→ Stated problem: Collect every line in the entries below that contains the string "During". Copy each matching line in full.
*** Entries ***
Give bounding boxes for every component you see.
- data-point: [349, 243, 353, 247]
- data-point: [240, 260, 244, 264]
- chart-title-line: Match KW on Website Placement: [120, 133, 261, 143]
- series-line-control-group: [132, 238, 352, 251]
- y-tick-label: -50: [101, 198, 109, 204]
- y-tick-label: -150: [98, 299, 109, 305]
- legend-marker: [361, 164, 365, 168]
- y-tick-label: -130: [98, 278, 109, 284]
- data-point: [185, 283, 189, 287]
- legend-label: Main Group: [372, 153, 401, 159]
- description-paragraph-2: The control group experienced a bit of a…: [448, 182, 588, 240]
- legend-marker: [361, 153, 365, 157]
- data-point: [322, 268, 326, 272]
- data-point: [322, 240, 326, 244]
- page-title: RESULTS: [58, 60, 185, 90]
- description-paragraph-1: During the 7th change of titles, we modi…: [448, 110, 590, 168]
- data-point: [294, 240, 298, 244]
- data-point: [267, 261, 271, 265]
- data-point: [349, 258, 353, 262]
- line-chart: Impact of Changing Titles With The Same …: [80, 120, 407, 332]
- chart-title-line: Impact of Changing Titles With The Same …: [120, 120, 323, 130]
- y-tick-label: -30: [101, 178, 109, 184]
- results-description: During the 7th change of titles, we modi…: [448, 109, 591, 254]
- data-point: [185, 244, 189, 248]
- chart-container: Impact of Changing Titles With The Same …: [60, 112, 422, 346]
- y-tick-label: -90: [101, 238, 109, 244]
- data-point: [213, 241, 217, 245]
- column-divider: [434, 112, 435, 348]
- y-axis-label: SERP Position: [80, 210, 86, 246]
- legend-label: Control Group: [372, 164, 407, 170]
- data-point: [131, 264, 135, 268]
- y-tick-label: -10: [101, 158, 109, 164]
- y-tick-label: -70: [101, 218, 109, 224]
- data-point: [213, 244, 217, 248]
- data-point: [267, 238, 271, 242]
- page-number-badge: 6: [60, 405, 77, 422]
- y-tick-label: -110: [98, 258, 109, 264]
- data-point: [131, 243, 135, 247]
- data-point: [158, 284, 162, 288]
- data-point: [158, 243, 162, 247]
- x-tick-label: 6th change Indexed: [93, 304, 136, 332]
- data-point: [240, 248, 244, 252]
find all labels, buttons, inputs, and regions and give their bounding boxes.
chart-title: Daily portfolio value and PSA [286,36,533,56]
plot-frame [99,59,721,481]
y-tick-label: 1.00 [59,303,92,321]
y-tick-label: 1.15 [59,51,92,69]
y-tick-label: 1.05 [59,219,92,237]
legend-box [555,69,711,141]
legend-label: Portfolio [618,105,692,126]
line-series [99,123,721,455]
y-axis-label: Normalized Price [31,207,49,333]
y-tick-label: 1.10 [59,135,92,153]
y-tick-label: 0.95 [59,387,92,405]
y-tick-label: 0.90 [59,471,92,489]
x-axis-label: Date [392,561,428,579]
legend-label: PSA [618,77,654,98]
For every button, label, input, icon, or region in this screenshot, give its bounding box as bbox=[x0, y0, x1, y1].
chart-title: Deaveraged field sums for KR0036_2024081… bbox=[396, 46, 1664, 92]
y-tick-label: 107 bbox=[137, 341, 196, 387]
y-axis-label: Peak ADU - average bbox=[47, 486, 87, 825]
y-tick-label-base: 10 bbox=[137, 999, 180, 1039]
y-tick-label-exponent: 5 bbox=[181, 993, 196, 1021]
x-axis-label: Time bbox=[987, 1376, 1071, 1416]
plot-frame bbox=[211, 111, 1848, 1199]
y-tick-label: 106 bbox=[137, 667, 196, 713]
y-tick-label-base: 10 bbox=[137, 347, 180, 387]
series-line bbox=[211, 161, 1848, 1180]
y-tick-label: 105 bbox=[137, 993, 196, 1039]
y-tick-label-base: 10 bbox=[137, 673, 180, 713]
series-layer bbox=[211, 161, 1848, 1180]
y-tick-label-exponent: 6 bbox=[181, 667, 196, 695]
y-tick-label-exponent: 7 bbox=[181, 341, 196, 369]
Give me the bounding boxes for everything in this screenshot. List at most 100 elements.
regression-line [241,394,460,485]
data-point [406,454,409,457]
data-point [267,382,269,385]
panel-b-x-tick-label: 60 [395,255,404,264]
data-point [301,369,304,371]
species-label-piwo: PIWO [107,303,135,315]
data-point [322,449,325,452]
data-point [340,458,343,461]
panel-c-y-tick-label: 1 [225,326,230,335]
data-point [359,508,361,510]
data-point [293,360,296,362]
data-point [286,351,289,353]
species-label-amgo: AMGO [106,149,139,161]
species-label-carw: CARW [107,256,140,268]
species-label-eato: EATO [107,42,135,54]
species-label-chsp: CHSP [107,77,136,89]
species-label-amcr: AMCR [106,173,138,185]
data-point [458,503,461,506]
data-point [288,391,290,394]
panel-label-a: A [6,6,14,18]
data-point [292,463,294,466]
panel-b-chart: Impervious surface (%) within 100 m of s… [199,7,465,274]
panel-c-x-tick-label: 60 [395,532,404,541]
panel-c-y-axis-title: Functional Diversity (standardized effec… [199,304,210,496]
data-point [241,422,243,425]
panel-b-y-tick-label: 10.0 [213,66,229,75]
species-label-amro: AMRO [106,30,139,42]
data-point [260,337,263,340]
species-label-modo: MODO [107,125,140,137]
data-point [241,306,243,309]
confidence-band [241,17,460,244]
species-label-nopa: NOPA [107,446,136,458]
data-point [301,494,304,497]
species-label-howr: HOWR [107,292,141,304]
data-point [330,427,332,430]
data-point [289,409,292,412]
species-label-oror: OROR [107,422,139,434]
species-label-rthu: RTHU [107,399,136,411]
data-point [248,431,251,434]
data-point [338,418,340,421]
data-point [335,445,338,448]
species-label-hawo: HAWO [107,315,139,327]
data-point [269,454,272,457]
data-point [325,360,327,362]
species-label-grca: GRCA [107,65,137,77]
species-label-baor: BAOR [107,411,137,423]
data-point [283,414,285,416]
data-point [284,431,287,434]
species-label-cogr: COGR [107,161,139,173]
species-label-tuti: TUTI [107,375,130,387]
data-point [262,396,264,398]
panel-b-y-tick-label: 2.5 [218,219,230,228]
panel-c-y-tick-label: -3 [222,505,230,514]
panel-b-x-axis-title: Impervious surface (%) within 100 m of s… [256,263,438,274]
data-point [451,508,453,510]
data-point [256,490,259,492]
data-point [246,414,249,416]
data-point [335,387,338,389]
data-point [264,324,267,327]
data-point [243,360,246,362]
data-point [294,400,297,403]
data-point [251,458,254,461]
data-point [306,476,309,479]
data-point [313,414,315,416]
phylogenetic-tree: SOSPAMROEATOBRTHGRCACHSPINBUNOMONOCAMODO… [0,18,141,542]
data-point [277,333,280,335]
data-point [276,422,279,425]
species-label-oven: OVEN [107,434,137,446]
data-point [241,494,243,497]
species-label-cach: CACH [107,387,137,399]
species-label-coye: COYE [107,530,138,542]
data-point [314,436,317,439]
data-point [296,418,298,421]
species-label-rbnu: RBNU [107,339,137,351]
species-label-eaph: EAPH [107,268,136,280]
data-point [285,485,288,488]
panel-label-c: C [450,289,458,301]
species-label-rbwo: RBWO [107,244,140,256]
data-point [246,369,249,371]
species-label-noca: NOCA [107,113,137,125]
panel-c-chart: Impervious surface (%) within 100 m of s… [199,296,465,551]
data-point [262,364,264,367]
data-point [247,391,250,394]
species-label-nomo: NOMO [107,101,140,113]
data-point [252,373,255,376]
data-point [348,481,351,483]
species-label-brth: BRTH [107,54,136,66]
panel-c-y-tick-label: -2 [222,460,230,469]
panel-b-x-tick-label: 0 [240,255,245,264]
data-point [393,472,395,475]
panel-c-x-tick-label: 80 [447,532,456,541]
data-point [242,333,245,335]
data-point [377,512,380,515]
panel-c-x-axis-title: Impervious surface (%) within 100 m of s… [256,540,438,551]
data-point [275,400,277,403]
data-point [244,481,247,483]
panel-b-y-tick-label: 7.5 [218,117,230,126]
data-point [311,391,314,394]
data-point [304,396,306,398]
***
→ Task solution:
- description-paragraph-1: During the 7th change of titles, we modi…: [448, 110, 590, 168]
- results-description: During the 7th change of titles, we modi…: [448, 109, 591, 254]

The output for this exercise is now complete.